* _DESCRIPTION OF THE TASK_
Output each entry verbatim and exclude every picture from it.

* _EXTRACTED ENTRIES_
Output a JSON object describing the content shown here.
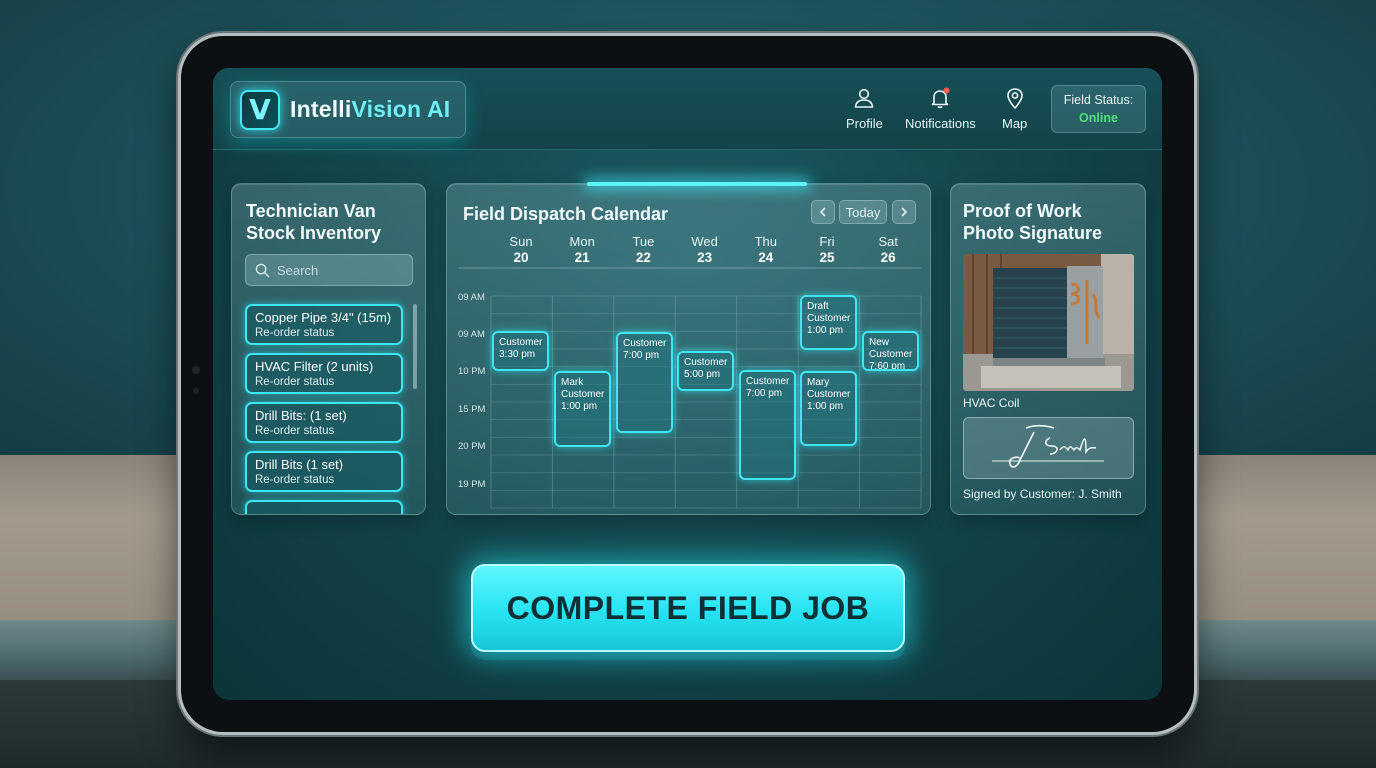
{
  "app": {
    "name_main": "Intelli",
    "name_accent": "Vision AI",
    "logo_letter": "V"
  },
  "header": {
    "nav": [
      {
        "label": "Profile",
        "icon": "user-icon"
      },
      {
        "label": "Notifications",
        "icon": "bell-icon"
      },
      {
        "label": "Map",
        "icon": "map-pin-icon"
      }
    ],
    "status_label": "Field Status:",
    "status_value": "Online"
  },
  "inventory": {
    "title": "Technician Van Stock Inventory",
    "search_placeholder": "Search",
    "items": [
      {
        "name": "Copper Pipe 3/4\" (15m)",
        "status": "Re-order status"
      },
      {
        "name": "HVAC Filter (2 units)",
        "status": "Re-order status"
      },
      {
        "name": "Drill Bits: (1 set)",
        "status": "Re-order status"
      },
      {
        "name": "Drill Bits (1 set)",
        "status": "Re-order status"
      }
    ]
  },
  "calendar": {
    "title": "Field Dispatch Calendar",
    "today_label": "Today",
    "prev_icon": "chevron-left-icon",
    "next_icon": "chevron-right-icon",
    "days": [
      {
        "name": "Sun",
        "date": "20"
      },
      {
        "name": "Mon",
        "date": "21"
      },
      {
        "name": "Tue",
        "date": "22"
      },
      {
        "name": "Wed",
        "date": "23"
      },
      {
        "name": "Thu",
        "date": "24"
      },
      {
        "name": "Fri",
        "date": "25"
      },
      {
        "name": "Sat",
        "date": "26"
      }
    ],
    "time_labels": [
      "09 AM",
      "09 AM",
      "10 PM",
      "15 PM",
      "20 PM",
      "19 PM"
    ],
    "events": [
      {
        "day": 0,
        "lines": [
          "Customer",
          "3:30 pm"
        ]
      },
      {
        "day": 1,
        "lines": [
          "Mark",
          "Customer",
          "1:00 pm"
        ]
      },
      {
        "day": 2,
        "lines": [
          "Customer",
          "7:00 pm"
        ]
      },
      {
        "day": 3,
        "lines": [
          "Customer",
          "5:00 pm"
        ]
      },
      {
        "day": 4,
        "lines": [
          "Customer",
          "7:00 pm"
        ]
      },
      {
        "day": 5,
        "lines": [
          "Draft",
          "Customer",
          "1:00 pm"
        ]
      },
      {
        "day": 5,
        "lines": [
          "Mary",
          "Customer",
          "1:00 pm"
        ]
      },
      {
        "day": 6,
        "lines": [
          "New",
          "Customer",
          "7:60 pm"
        ]
      }
    ]
  },
  "proof": {
    "title": "Proof of Work Photo Signature",
    "photo_caption": "HVAC Coil",
    "signature_text": "J. Smith",
    "signed_by": "Signed by Customer: J. Smith"
  },
  "cta": {
    "label": "COMPLETE FIELD JOB"
  },
  "colors": {
    "accent": "#3ce6f2",
    "online": "#4ee07a",
    "cta_text": "#0f2f35"
  }
}
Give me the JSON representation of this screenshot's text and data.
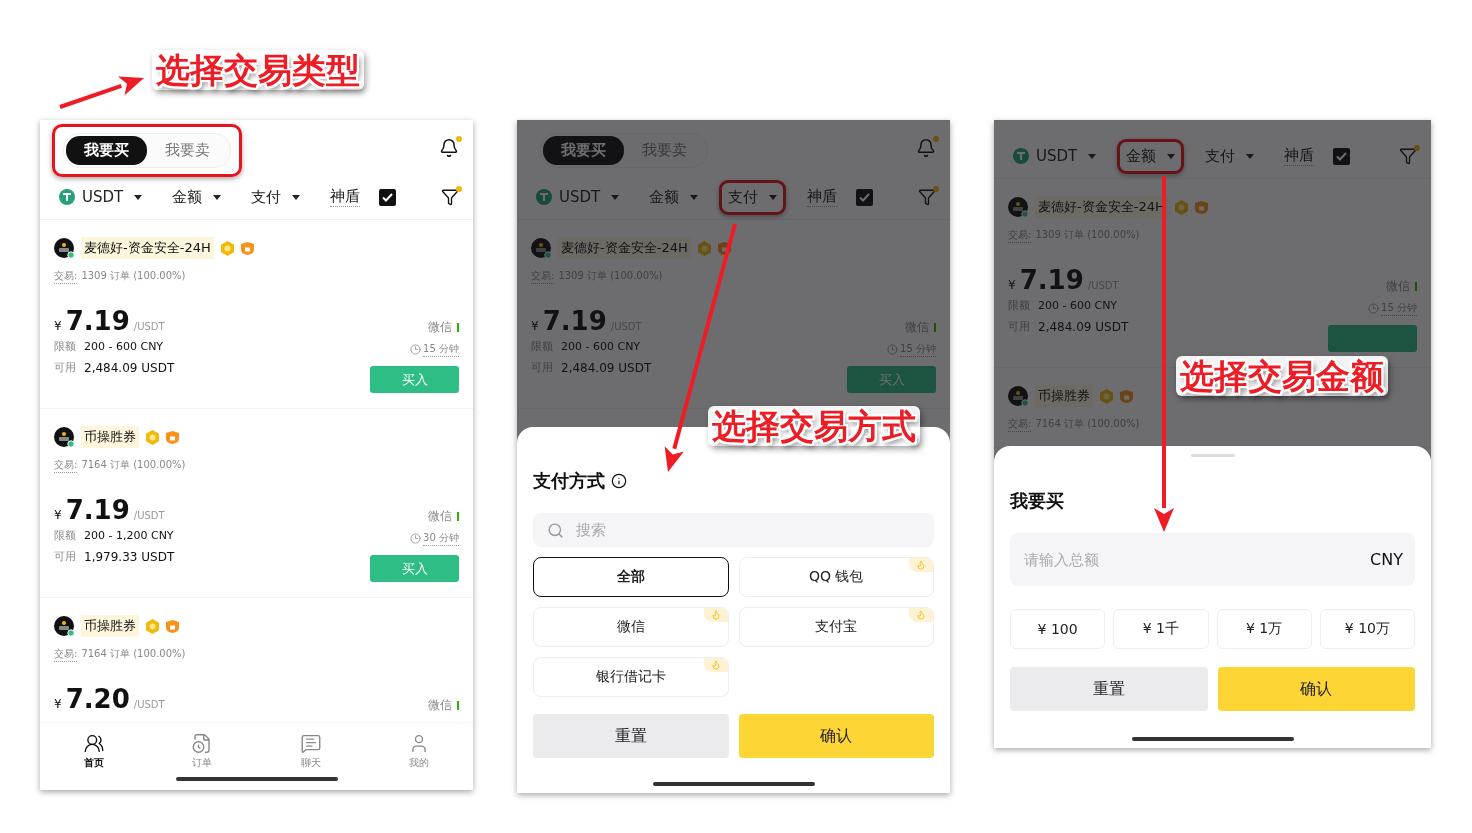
{
  "panels": [
    {
      "dimmed": false,
      "callout": "选择交易类型",
      "tabs_highlighted": true,
      "tabs": [
        {
          "label": "我要买",
          "selected": true
        },
        {
          "label": "我要卖",
          "selected": false
        }
      ],
      "filters": [
        {
          "kind": "coin",
          "label": "USDT",
          "highlighted": false
        },
        {
          "kind": "dropdown",
          "label": "金额",
          "highlighted": false
        },
        {
          "kind": "dropdown",
          "label": "支付",
          "highlighted": false
        },
        {
          "kind": "checkbox",
          "label": "神盾",
          "checked": true,
          "highlighted": false
        }
      ],
      "listings": [
        {
          "name": "麦德好-资金安全-24H",
          "online": true,
          "trades_label": "交易:",
          "trades": "1309 订单 (100.00%)",
          "currency": "¥",
          "price": "7.19",
          "unit": "/USDT",
          "limit_label": "限额",
          "limit": "200 - 600 CNY",
          "available_label": "可用",
          "available": "2,484.09 USDT",
          "method": "微信",
          "time": "15 分钟",
          "buy": "买入"
        },
        {
          "name": "币操胜券",
          "online": true,
          "trades_label": "交易:",
          "trades": "7164 订单 (100.00%)",
          "currency": "¥",
          "price": "7.19",
          "unit": "/USDT",
          "limit_label": "限额",
          "limit": "200 - 1,200 CNY",
          "available_label": "可用",
          "available": "1,979.33 USDT",
          "method": "微信",
          "time": "30 分钟",
          "buy": "买入"
        },
        {
          "name": "币操胜券",
          "online": true,
          "trades_label": "交易:",
          "trades": "7164 订单 (100.00%)",
          "currency": "¥",
          "price": "7.20",
          "unit": "/USDT",
          "method": "微信"
        }
      ],
      "nav": [
        {
          "kind": "home",
          "label": "首页",
          "selected": true
        },
        {
          "kind": "orders",
          "label": "订单",
          "selected": false
        },
        {
          "kind": "chat",
          "label": "聊天",
          "selected": false
        },
        {
          "kind": "profile",
          "label": "我的",
          "selected": false
        }
      ]
    },
    {
      "dimmed": true,
      "callout": "选择交易方式",
      "tabs": [
        {
          "label": "我要买",
          "selected": true
        },
        {
          "label": "我要卖",
          "selected": false
        }
      ],
      "filters": [
        {
          "kind": "coin",
          "label": "USDT",
          "highlighted": false
        },
        {
          "kind": "dropdown",
          "label": "金额",
          "highlighted": false
        },
        {
          "kind": "dropdown",
          "label": "支付",
          "highlighted": true
        },
        {
          "kind": "checkbox",
          "label": "神盾",
          "checked": true,
          "highlighted": false
        }
      ],
      "listings": [
        {
          "name": "麦德好-资金安全-24H",
          "online": true,
          "trades_label": "交易:",
          "trades": "1309 订单 (100.00%)",
          "currency": "¥",
          "price": "7.19",
          "unit": "/USDT",
          "limit_label": "限额",
          "limit": "200 - 600 CNY",
          "available_label": "可用",
          "available": "2,484.09 USDT",
          "method": "微信",
          "time": "15 分钟",
          "buy": "买入"
        }
      ],
      "sheet": {
        "kind": "payment",
        "title": "支付方式",
        "search_placeholder": "搜索",
        "options": [
          {
            "label": "全部",
            "selected": true,
            "hot": false
          },
          {
            "label": "QQ 钱包",
            "selected": false,
            "hot": true
          },
          {
            "label": "微信",
            "selected": false,
            "hot": true
          },
          {
            "label": "支付宝",
            "selected": false,
            "hot": true
          },
          {
            "label": "银行借记卡",
            "selected": false,
            "hot": true
          }
        ],
        "reset": "重置",
        "confirm": "确认"
      }
    },
    {
      "dimmed": true,
      "callout": "选择交易金额",
      "filters": [
        {
          "kind": "coin",
          "label": "USDT",
          "highlighted": false
        },
        {
          "kind": "dropdown",
          "label": "金额",
          "highlighted": true
        },
        {
          "kind": "dropdown",
          "label": "支付",
          "highlighted": false
        },
        {
          "kind": "checkbox",
          "label": "神盾",
          "checked": true,
          "highlighted": false
        }
      ],
      "listings": [
        {
          "name": "麦德好-资金安全-24H",
          "online": true,
          "trades_label": "交易:",
          "trades": "1309 订单 (100.00%)",
          "currency": "¥",
          "price": "7.19",
          "unit": "/USDT",
          "limit_label": "限额",
          "limit": "200 - 600 CNY",
          "available_label": "可用",
          "available": "2,484.09 USDT",
          "method": "微信",
          "time": "15 分钟",
          "buy_button": true
        },
        {
          "name": "币操胜券",
          "online": true,
          "trades_label": "交易:",
          "trades": "7164 订单 (100.00%)"
        }
      ],
      "sheet": {
        "kind": "amount",
        "title": "我要买",
        "placeholder": "请输入总额",
        "currency": "CNY",
        "presets": [
          "¥ 100",
          "¥ 1千",
          "¥ 1万",
          "¥ 10万"
        ],
        "reset": "重置",
        "confirm": "确认"
      }
    }
  ]
}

* _OUTPUT FOR THIS TASK_
Output a JSON object describing the content shown here.
{
  "app": {
    "name_main": "Intelli",
    "name_accent": "Vision AI",
    "logo_letter": "V"
  },
  "header": {
    "nav": [
      {
        "label": "Profile",
        "icon": "user-icon"
      },
      {
        "label": "Notifications",
        "icon": "bell-icon"
      },
      {
        "label": "Map",
        "icon": "map-pin-icon"
      }
    ],
    "status_label": "Field Status:",
    "status_value": "Online"
  },
  "inventory": {
    "title": "Technician Van Stock Inventory",
    "search_placeholder": "Search",
    "items": [
      {
        "name": "Copper Pipe 3/4\" (15m)",
        "status": "Re-order status"
      },
      {
        "name": "HVAC Filter (2 units)",
        "status": "Re-order status"
      },
      {
        "name": "Drill Bits: (1 set)",
        "status": "Re-order status"
      },
      {
        "name": "Drill Bits (1 set)",
        "status": "Re-order status"
      }
    ]
  },
  "calendar": {
    "title": "Field Dispatch Calendar",
    "today_label": "Today",
    "prev_icon": "chevron-left-icon",
    "next_icon": "chevron-right-icon",
    "days": [
      {
        "name": "Sun",
        "date": "20"
      },
      {
        "name": "Mon",
        "date": "21"
      },
      {
        "name": "Tue",
        "date": "22"
      },
      {
        "name": "Wed",
        "date": "23"
      },
      {
        "name": "Thu",
        "date": "24"
      },
      {
        "name": "Fri",
        "date": "25"
      },
      {
        "name": "Sat",
        "date": "26"
      }
    ],
    "time_labels": [
      "09 AM",
      "09 AM",
      "10 PM",
      "15 PM",
      "20 PM",
      "19 PM"
    ],
    "events": [
      {
        "day": 0,
        "lines": [
          "Customer",
          "3:30 pm"
        ]
      },
      {
        "day": 1,
        "lines": [
          "Mark",
          "Customer",
          "1:00 pm"
        ]
      },
      {
        "day": 2,
        "lines": [
          "Customer",
          "7:00 pm"
        ]
      },
      {
        "day": 3,
        "lines": [
          "Customer",
          "5:00 pm"
        ]
      },
      {
        "day": 4,
        "lines": [
          "Customer",
          "7:00 pm"
        ]
      },
      {
        "day": 5,
        "lines": [
          "Draft",
          "Customer",
          "1:00 pm"
        ]
      },
      {
        "day": 5,
        "lines": [
          "Mary",
          "Customer",
          "1:00 pm"
        ]
      },
      {
        "day": 6,
        "lines": [
          "New",
          "Customer",
          "7:60 pm"
        ]
      }
    ]
  },
  "proof": {
    "title": "Proof of Work Photo Signature",
    "photo_caption": "HVAC Coil",
    "signature_text": "J. Smith",
    "signed_by": "Signed by Customer: J. Smith"
  },
  "cta": {
    "label": "COMPLETE FIELD JOB"
  },
  "colors": {
    "accent": "#3ce6f2",
    "online": "#4ee07a",
    "cta_text": "#0f2f35"
  }
}
Give me the JSON representation of this screenshot's text and data.
{
  "panels": [
    {
      "dimmed": false,
      "callout": "选择交易类型",
      "tabs_highlighted": true,
      "tabs": [
        {
          "label": "我要买",
          "selected": true
        },
        {
          "label": "我要卖",
          "selected": false
        }
      ],
      "filters": [
        {
          "kind": "coin",
          "label": "USDT",
          "highlighted": false
        },
        {
          "kind": "dropdown",
          "label": "金额",
          "highlighted": false
        },
        {
          "kind": "dropdown",
          "label": "支付",
          "highlighted": false
        },
        {
          "kind": "checkbox",
          "label": "神盾",
          "checked": true,
          "highlighted": false
        }
      ],
      "listings": [
        {
          "name": "麦德好-资金安全-24H",
          "online": true,
          "trades_label": "交易:",
          "trades": "1309 订单 (100.00%)",
          "currency": "¥",
          "price": "7.19",
          "unit": "/USDT",
          "limit_label": "限额",
          "limit": "200 - 600 CNY",
          "available_label": "可用",
          "available": "2,484.09 USDT",
          "method": "微信",
          "time": "15 分钟",
          "buy": "买入"
        },
        {
          "name": "币操胜券",
          "online": true,
          "trades_label": "交易:",
          "trades": "7164 订单 (100.00%)",
          "currency": "¥",
          "price": "7.19",
          "unit": "/USDT",
          "limit_label": "限额",
          "limit": "200 - 1,200 CNY",
          "available_label": "可用",
          "available": "1,979.33 USDT",
          "method": "微信",
          "time": "30 分钟",
          "buy": "买入"
        },
        {
          "name": "币操胜券",
          "online": true,
          "trades_label": "交易:",
          "trades": "7164 订单 (100.00%)",
          "currency": "¥",
          "price": "7.20",
          "unit": "/USDT",
          "method": "微信"
        }
      ],
      "nav": [
        {
          "kind": "home",
          "label": "首页",
          "selected": true
        },
        {
          "kind": "orders",
          "label": "订单",
          "selected": false
        },
        {
          "kind": "chat",
          "label": "聊天",
          "selected": false
        },
        {
          "kind": "profile",
          "label": "我的",
          "selected": false
        }
      ]
    },
    {
      "dimmed": true,
      "callout": "选择交易方式",
      "tabs": [
        {
          "label": "我要买",
          "selected": true
        },
        {
          "label": "我要卖",
          "selected": false
        }
      ],
      "filters": [
        {
          "kind": "coin",
          "label": "USDT",
          "highlighted": false
        },
        {
          "kind": "dropdown",
          "label": "金额",
          "highlighted": false
        },
        {
          "kind": "dropdown",
          "label": "支付",
          "highlighted": true
        },
        {
          "kind": "checkbox",
          "label": "神盾",
          "checked": true,
          "highlighted": false
        }
      ],
      "listings": [
        {
          "name": "麦德好-资金安全-24H",
          "online": true,
          "trades_label": "交易:",
          "trades": "1309 订单 (100.00%)",
          "currency": "¥",
          "price": "7.19",
          "unit": "/USDT",
          "limit_label": "限额",
          "limit": "200 - 600 CNY",
          "available_label": "可用",
          "available": "2,484.09 USDT",
          "method": "微信",
          "time": "15 分钟",
          "buy": "买入"
        }
      ],
      "sheet": {
        "kind": "payment",
        "title": "支付方式",
        "search_placeholder": "搜索",
        "options": [
          {
            "label": "全部",
            "selected": true,
            "hot": false
          },
          {
            "label": "QQ 钱包",
            "selected": false,
            "hot": true
          },
          {
            "label": "微信",
            "selected": false,
            "hot": true
          },
          {
            "label": "支付宝",
            "selected": false,
            "hot": true
          },
          {
            "label": "银行借记卡",
            "selected": false,
            "hot": true
          }
        ],
        "reset": "重置",
        "confirm": "确认"
      }
    },
    {
      "dimmed": true,
      "callout": "选择交易金额",
      "filters": [
        {
          "kind": "coin",
          "label": "USDT",
          "highlighted": false
        },
        {
          "kind": "dropdown",
          "label": "金额",
          "highlighted": true
        },
        {
          "kind": "dropdown",
          "label": "支付",
          "highlighted": false
        },
        {
          "kind": "checkbox",
          "label": "神盾",
          "checked": true,
          "highlighted": false
        }
      ],
      "listings": [
        {
          "name": "麦德好-资金安全-24H",
          "online": true,
          "trades_label": "交易:",
          "trades": "1309 订单 (100.00%)",
          "currency": "¥",
          "price": "7.19",
          "unit": "/USDT",
          "limit_label": "限额",
          "limit": "200 - 600 CNY",
          "available_label": "可用",
          "available": "2,484.09 USDT",
          "method": "微信",
          "time": "15 分钟",
          "buy_button": true
        },
        {
          "name": "币操胜券",
          "online": true,
          "trades_label": "交易:",
          "trades": "7164 订单 (100.00%)"
        }
      ],
      "sheet": {
        "kind": "amount",
        "title": "我要买",
        "placeholder": "请输入总额",
        "currency": "CNY",
        "presets": [
          "¥ 100",
          "¥ 1千",
          "¥ 1万",
          "¥ 10万"
        ],
        "reset": "重置",
        "confirm": "确认"
      }
    }
  ]
}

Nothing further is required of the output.